**DIRECTIVE:** Copy out every line of the records below word for word, leaving out the pictures.

**DATA SUPPLIED:**
_ _ _

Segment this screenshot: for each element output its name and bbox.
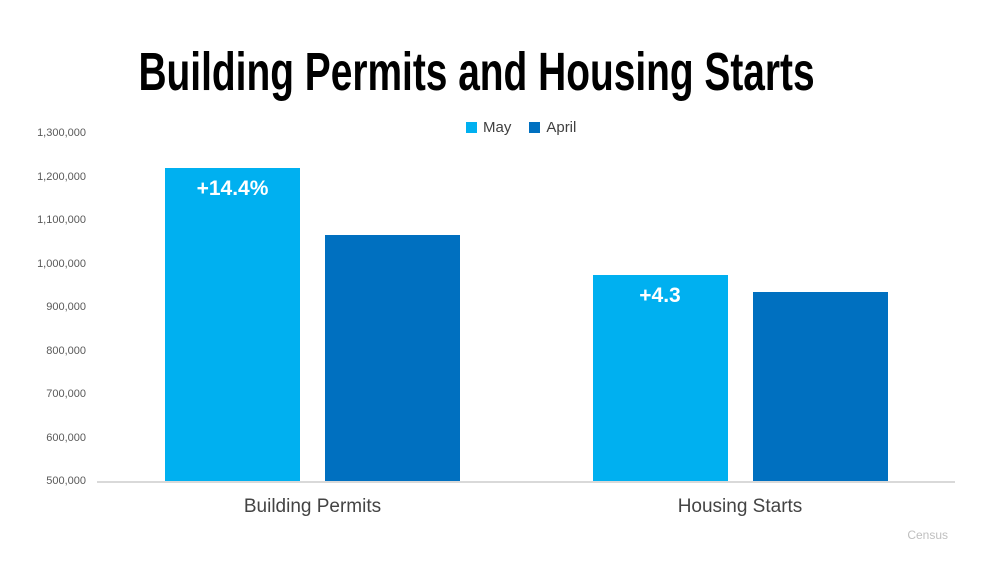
legend: May April (466, 120, 576, 135)
legend-swatch-icon (466, 122, 477, 133)
bar-may-housing-starts: +4.3 (592, 274, 728, 481)
y-tick-label-1,100,000: 1,100,000 (37, 214, 86, 226)
bar-may-building-permits: +14.4% (165, 167, 300, 481)
chart-title-text: Building Permits and Housing Starts (138, 42, 816, 102)
bar-april-housing-starts (752, 292, 888, 481)
bar-value-label-building-permits: +14.4% (196, 176, 269, 200)
legend-swatch-icon (529, 122, 541, 133)
legend-item-april: April (529, 120, 576, 135)
legend-label: May (483, 119, 512, 136)
y-tick-label-1,000,000: 1,000,000 (37, 257, 86, 270)
y-tick-label-1,200,000: 1,200,000 (37, 170, 86, 183)
y-tick-label-1,300,000: 1,300,000 (37, 127, 86, 139)
chart-title: Building Permits and Housing Starts (0, 36, 977, 108)
y-tick-label-700,000: 700,000 (46, 388, 86, 400)
bar-april-building-permits (325, 234, 460, 481)
y-tick-label-600,000: 600,000 (46, 431, 86, 444)
x-axis-label-housing-starts: Housing Starts (677, 496, 803, 517)
x-axis-line (97, 481, 955, 483)
y-tick-label-500,000: 500,000 (46, 475, 86, 487)
attribution-label: Census (907, 528, 948, 542)
bar-value-label-housing-starts: +4.3 (639, 283, 681, 307)
y-tick-label-900,000: 900,000 (46, 301, 86, 313)
y-tick-label-800,000: 800,000 (46, 344, 86, 357)
legend-label: April (546, 119, 577, 136)
legend-item-may: May (466, 120, 511, 135)
x-axis-label-building-permits: Building Permits (243, 496, 382, 517)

_ _ _

**ANSWER BELOW:**
Segment this screenshot: for each element output its name and bbox.
legend: May April (466, 120, 576, 135)
legend-swatch-icon (466, 122, 477, 133)
bar-may-housing-starts: +4.3 (592, 274, 728, 481)
y-tick-label-1,100,000: 1,100,000 (37, 214, 86, 226)
bar-may-building-permits: +14.4% (165, 167, 300, 481)
chart-title-text: Building Permits and Housing Starts (138, 42, 816, 102)
bar-april-housing-starts (752, 292, 888, 481)
bar-value-label-building-permits: +14.4% (196, 176, 269, 200)
legend-swatch-icon (529, 122, 541, 133)
legend-item-april: April (529, 120, 576, 135)
legend-label: May (483, 119, 512, 136)
y-tick-label-1,000,000: 1,000,000 (37, 257, 86, 270)
y-tick-label-1,200,000: 1,200,000 (37, 170, 86, 183)
y-tick-label-1,300,000: 1,300,000 (37, 127, 86, 139)
chart-title: Building Permits and Housing Starts (0, 36, 977, 108)
y-tick-label-700,000: 700,000 (46, 388, 86, 400)
bar-april-building-permits (325, 234, 460, 481)
y-tick-label-600,000: 600,000 (46, 431, 86, 444)
x-axis-label-housing-starts: Housing Starts (677, 496, 803, 517)
x-axis-line (97, 481, 955, 483)
y-tick-label-500,000: 500,000 (46, 475, 86, 487)
attribution-label: Census (907, 528, 948, 542)
bar-value-label-housing-starts: +4.3 (639, 283, 681, 307)
y-tick-label-900,000: 900,000 (46, 301, 86, 313)
y-tick-label-800,000: 800,000 (46, 344, 86, 357)
legend-label: April (546, 119, 577, 136)
legend-item-may: May (466, 120, 511, 135)
x-axis-label-building-permits: Building Permits (243, 496, 382, 517)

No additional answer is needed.